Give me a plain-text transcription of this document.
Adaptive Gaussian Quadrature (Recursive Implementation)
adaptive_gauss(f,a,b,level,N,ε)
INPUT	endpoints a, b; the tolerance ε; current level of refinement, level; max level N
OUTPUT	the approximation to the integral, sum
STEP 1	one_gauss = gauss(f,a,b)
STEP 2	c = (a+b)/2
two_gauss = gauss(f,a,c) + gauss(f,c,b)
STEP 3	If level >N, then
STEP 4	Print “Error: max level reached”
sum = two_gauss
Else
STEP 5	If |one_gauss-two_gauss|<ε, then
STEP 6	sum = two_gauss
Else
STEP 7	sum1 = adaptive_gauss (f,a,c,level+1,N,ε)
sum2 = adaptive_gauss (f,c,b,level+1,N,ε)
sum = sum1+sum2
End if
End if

________________________

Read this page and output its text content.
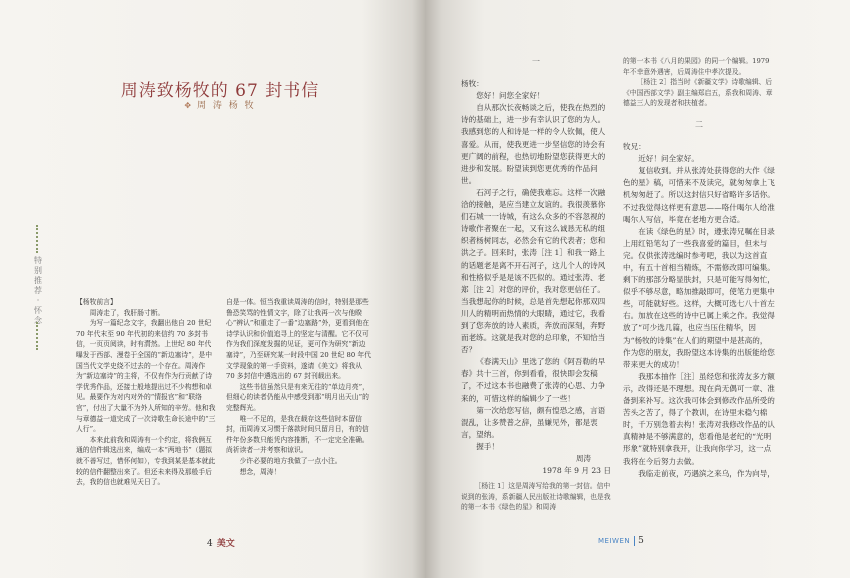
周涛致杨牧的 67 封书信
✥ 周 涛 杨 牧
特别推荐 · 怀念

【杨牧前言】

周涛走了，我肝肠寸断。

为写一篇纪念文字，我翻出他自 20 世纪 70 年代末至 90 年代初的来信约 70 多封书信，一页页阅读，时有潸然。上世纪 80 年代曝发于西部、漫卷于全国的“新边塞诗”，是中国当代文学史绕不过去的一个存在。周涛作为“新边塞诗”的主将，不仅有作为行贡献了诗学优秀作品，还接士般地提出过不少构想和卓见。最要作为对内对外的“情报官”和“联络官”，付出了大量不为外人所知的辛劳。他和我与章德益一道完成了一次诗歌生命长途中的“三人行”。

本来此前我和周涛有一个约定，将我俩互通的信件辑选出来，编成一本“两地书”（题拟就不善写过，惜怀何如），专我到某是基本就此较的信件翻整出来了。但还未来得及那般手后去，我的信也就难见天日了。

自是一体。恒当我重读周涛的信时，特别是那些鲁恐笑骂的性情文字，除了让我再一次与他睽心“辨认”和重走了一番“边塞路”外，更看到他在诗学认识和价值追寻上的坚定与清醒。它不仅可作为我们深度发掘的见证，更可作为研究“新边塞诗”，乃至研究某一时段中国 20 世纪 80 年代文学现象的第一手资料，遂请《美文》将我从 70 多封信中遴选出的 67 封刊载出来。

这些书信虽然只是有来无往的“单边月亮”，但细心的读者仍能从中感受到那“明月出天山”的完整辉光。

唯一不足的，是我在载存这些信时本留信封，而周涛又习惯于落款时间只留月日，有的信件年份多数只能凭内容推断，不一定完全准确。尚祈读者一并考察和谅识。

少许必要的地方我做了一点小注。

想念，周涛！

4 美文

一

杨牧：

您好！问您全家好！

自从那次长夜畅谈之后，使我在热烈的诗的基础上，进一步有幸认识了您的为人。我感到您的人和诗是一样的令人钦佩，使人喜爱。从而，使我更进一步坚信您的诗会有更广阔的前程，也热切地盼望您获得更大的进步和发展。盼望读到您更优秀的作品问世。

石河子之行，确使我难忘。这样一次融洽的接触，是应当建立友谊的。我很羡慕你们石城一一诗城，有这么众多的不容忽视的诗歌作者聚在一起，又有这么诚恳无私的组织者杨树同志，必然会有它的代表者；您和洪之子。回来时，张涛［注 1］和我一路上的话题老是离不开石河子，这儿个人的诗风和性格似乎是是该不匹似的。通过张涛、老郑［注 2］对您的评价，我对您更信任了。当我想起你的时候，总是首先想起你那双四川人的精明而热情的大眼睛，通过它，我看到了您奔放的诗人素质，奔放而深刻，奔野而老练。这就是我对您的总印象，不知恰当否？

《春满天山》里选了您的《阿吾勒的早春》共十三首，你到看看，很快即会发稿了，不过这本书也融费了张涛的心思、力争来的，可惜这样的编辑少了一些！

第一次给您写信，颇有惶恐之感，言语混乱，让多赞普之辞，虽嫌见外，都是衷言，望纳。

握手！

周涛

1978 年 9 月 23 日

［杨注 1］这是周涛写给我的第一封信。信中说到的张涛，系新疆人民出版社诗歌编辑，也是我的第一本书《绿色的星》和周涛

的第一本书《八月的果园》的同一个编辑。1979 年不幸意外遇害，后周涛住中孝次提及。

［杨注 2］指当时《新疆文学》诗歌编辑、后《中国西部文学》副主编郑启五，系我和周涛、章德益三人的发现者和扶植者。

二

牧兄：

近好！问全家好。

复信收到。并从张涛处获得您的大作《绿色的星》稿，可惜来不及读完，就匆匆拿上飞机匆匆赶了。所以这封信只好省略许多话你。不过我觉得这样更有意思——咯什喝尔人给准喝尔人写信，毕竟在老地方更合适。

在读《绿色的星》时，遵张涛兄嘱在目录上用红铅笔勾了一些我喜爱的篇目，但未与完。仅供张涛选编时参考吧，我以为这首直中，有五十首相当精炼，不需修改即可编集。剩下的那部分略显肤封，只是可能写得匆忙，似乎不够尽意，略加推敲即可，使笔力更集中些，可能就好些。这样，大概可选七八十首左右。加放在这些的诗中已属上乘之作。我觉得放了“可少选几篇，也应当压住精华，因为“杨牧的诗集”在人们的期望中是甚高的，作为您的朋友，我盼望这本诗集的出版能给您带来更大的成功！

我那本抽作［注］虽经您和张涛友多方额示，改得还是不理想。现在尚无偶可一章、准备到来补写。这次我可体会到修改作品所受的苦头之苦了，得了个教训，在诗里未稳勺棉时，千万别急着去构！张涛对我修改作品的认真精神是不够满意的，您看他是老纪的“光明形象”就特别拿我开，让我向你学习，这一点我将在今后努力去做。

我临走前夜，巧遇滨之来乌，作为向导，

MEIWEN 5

________________________

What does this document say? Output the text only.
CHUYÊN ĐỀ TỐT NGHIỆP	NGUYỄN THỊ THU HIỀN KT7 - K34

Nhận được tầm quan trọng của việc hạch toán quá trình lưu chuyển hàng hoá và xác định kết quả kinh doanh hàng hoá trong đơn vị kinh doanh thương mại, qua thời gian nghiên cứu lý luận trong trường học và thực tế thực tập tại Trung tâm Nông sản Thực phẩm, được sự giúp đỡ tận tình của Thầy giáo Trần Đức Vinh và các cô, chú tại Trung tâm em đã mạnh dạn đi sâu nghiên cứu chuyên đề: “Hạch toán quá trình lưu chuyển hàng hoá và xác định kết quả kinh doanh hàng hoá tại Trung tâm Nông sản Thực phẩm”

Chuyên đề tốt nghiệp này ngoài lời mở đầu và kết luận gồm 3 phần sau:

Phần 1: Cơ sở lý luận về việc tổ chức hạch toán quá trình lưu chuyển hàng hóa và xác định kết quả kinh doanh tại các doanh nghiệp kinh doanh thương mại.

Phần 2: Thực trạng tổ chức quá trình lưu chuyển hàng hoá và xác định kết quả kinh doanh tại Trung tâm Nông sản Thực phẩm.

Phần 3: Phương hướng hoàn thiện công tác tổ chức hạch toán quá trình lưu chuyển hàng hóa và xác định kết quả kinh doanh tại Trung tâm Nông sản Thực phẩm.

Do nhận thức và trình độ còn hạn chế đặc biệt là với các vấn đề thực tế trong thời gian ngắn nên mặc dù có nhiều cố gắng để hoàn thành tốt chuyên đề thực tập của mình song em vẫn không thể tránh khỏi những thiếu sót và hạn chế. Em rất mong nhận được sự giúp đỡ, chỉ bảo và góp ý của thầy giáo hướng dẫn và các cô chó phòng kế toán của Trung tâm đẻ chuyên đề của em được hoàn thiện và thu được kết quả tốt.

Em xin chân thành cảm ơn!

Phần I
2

________________________

[Work to be completed] Filter the records above for "STEP" and copy every matching line.

[Correct result]
STEP 1	one_gauss = gauss(f,a,b)
STEP 2	c = (a+b)/2
STEP 3	If level >N, then
STEP 4	Print “Error: max level reached”
STEP 5	If |one_gauss-two_gauss|<ε, then
STEP 6	sum = two_gauss
STEP 7	sum1 = adaptive_gauss (f,a,c,level+1,N,ε)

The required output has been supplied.